# Excerpted records
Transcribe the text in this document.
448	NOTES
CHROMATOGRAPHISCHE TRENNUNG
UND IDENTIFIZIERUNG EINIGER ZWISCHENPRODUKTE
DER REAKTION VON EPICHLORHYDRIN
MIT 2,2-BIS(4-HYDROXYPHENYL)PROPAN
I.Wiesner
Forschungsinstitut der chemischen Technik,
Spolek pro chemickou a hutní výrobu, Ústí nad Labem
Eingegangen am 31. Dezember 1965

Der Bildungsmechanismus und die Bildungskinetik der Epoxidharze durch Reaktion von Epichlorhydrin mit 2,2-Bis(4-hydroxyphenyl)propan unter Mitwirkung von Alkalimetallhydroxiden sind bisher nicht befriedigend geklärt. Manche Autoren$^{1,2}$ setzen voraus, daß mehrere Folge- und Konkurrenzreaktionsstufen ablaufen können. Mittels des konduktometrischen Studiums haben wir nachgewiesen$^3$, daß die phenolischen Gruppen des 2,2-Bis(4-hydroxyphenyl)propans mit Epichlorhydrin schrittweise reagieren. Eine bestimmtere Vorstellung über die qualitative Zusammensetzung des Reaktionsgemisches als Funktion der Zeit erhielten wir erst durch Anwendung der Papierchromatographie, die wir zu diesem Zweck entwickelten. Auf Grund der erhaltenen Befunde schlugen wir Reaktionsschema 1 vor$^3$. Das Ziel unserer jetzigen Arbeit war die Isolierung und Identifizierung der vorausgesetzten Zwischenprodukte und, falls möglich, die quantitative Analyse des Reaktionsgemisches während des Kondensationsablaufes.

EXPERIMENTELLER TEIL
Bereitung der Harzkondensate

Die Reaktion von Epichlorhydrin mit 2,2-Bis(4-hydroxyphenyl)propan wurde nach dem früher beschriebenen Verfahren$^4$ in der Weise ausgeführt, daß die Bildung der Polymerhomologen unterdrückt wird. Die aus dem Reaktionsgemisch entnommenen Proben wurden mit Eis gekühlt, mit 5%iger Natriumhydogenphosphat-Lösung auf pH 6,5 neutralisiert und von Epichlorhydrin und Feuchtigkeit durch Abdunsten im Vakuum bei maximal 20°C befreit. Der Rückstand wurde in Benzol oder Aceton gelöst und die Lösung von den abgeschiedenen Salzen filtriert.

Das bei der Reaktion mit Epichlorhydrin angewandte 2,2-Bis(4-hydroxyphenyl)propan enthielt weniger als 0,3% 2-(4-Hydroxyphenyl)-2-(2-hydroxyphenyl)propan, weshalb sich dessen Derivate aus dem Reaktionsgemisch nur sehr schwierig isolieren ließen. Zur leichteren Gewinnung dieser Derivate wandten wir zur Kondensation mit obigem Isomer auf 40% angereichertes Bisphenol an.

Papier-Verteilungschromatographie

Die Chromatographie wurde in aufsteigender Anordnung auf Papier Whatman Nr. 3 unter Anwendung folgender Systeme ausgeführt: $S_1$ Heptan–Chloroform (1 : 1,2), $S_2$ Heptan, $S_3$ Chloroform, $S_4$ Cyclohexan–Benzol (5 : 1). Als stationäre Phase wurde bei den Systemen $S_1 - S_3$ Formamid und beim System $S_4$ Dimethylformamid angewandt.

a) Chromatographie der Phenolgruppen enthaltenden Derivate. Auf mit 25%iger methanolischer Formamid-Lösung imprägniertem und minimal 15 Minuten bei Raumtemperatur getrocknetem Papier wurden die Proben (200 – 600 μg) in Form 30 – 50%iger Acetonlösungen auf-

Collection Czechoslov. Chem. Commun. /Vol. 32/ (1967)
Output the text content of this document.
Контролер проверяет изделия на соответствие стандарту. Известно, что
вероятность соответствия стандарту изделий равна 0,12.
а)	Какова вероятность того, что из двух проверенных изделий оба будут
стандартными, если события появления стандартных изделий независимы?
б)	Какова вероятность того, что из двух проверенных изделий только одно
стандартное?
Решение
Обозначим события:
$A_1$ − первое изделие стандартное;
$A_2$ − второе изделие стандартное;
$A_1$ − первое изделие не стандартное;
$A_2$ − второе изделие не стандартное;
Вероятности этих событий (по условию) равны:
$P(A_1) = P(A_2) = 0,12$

# Exercise task
Gather up every line from the listing above in which the word "this" occurs.

# Exercise solution
Transcribe the text in this document.
Output the text content of this document.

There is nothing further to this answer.